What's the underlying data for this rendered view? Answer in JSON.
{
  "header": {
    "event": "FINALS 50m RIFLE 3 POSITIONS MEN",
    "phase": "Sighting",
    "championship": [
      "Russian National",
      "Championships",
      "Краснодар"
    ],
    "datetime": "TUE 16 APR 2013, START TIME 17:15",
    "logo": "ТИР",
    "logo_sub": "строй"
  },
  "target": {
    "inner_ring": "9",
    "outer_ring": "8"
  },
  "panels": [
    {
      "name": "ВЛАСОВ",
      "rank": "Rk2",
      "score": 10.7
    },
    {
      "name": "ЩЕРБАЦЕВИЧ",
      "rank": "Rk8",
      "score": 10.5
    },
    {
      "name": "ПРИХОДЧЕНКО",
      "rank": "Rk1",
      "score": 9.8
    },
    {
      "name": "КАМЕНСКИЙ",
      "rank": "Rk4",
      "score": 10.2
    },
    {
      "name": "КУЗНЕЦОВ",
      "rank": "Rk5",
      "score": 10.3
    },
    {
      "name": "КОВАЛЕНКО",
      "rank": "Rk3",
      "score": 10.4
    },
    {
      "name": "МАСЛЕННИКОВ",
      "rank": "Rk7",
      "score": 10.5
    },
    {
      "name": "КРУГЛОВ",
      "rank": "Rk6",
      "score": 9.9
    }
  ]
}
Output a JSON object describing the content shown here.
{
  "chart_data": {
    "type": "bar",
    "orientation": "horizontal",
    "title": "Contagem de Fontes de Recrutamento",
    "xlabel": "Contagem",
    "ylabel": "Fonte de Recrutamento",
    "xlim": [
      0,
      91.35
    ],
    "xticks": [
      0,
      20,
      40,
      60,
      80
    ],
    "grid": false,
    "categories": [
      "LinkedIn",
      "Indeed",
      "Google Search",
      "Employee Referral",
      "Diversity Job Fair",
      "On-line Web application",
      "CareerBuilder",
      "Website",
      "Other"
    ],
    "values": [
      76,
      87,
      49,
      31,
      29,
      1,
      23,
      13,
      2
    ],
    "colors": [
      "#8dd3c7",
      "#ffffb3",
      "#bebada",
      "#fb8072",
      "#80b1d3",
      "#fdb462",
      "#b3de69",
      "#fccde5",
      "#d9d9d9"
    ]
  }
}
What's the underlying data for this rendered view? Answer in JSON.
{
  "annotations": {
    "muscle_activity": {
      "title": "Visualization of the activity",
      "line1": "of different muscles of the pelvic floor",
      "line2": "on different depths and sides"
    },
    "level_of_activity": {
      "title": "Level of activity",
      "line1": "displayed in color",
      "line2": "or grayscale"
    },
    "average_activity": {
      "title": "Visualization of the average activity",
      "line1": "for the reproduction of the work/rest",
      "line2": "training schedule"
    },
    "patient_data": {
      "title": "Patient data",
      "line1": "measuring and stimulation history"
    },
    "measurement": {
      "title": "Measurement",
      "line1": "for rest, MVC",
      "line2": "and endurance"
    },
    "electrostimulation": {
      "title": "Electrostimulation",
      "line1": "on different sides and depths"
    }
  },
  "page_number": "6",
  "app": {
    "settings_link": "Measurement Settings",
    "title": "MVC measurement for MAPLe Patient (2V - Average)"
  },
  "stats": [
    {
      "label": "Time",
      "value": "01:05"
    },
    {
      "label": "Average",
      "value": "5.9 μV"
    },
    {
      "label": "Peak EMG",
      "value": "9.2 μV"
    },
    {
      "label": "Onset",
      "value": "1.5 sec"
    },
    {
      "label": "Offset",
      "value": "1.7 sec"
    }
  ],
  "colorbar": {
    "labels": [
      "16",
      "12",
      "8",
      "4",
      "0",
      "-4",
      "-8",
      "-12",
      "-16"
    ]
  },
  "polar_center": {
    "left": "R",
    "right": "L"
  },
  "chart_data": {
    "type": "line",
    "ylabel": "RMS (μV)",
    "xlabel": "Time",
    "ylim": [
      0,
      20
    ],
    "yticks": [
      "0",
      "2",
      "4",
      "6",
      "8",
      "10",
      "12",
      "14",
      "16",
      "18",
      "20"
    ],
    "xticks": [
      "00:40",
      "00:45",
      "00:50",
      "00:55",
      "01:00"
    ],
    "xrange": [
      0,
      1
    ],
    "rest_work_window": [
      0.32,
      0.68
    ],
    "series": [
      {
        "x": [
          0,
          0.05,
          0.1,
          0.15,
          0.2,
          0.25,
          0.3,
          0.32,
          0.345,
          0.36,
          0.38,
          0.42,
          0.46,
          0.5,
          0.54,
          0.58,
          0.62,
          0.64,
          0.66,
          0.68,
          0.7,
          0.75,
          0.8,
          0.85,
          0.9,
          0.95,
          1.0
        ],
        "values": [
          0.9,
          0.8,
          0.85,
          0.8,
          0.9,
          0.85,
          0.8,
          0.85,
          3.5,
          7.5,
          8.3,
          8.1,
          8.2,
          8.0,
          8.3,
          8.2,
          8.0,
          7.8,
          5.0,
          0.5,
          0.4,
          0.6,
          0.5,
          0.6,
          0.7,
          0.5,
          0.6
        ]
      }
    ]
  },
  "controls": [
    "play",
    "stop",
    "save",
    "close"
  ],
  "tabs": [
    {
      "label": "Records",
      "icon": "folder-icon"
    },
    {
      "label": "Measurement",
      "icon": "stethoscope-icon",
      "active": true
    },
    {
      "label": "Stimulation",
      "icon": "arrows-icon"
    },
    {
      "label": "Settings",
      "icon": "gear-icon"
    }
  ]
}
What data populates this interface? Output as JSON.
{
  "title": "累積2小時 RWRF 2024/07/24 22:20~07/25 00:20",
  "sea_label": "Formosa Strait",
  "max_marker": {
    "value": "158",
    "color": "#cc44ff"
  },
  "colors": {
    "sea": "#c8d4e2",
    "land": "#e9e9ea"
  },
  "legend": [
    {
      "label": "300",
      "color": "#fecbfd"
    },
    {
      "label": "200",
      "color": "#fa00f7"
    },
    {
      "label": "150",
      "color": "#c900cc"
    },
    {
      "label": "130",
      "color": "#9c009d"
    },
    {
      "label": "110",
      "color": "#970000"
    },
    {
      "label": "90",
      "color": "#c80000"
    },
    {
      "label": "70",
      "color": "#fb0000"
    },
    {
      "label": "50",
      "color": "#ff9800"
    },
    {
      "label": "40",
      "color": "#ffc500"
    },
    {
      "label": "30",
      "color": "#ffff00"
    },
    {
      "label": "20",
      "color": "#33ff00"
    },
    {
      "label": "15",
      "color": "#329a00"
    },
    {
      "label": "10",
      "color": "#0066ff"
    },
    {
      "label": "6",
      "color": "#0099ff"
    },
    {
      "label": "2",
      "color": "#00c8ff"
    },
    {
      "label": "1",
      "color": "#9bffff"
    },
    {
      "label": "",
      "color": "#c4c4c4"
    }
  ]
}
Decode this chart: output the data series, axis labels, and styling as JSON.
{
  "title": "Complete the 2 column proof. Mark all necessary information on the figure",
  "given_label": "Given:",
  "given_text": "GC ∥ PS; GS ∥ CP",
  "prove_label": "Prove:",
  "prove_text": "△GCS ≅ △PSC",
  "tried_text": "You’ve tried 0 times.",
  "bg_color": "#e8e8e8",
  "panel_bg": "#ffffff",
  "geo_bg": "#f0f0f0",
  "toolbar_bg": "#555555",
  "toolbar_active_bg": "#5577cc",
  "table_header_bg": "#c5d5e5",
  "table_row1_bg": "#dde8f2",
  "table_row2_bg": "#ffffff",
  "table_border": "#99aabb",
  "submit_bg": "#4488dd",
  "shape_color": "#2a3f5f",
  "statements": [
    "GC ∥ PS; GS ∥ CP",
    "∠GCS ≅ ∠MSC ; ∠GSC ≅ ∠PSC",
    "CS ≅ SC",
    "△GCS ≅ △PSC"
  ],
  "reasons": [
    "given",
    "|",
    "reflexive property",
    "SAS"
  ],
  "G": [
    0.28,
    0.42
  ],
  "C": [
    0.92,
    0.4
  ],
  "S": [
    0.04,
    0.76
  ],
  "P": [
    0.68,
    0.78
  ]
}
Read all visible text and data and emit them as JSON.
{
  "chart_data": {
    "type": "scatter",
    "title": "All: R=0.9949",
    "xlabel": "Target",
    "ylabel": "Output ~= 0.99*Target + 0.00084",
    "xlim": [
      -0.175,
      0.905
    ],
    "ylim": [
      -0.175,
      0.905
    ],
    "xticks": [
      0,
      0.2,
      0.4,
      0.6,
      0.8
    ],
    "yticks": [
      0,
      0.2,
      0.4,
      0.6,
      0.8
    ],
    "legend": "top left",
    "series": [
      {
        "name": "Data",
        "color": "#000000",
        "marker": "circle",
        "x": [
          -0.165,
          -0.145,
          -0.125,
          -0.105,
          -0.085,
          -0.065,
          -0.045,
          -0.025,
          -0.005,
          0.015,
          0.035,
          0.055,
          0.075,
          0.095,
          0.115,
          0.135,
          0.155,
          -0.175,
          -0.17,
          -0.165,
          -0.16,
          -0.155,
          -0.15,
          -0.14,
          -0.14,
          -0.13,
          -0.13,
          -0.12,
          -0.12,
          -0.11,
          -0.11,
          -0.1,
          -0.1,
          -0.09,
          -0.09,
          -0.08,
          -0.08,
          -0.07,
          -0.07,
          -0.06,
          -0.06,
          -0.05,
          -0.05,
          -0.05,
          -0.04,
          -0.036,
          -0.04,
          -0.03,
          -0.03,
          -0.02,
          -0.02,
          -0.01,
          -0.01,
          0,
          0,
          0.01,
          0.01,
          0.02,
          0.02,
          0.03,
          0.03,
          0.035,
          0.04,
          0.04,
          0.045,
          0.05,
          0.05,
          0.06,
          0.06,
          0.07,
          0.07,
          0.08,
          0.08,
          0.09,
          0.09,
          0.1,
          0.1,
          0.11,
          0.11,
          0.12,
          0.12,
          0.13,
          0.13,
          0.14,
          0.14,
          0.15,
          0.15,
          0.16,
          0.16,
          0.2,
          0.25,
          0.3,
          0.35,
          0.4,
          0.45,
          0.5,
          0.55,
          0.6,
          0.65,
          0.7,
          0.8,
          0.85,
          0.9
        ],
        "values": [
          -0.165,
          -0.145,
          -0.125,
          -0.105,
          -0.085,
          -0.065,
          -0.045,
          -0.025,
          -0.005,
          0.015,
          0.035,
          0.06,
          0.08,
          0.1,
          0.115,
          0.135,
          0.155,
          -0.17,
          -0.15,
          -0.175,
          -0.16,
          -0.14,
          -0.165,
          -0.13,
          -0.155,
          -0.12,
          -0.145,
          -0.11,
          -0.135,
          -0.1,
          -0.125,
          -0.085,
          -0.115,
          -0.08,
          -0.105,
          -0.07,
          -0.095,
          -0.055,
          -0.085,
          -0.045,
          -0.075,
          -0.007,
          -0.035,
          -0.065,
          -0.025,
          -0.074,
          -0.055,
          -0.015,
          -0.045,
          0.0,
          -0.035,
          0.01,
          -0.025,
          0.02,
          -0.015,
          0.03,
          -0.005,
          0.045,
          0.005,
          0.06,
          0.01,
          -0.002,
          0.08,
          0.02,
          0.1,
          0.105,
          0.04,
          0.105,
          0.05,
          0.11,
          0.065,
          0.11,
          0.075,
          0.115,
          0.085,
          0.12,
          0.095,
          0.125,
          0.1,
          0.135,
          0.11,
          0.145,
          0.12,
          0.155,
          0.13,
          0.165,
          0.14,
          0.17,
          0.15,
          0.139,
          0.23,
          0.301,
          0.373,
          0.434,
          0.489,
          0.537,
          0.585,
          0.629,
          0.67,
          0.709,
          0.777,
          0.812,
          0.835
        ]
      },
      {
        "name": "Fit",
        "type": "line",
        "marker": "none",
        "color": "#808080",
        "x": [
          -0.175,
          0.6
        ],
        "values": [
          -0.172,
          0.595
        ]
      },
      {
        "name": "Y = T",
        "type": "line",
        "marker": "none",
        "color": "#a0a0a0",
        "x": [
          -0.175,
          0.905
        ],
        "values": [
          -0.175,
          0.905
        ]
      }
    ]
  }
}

# WORK REQUIRED
Say how many lines of the listing above contain "title", with no other words.

# EXPECTED ANSWER
11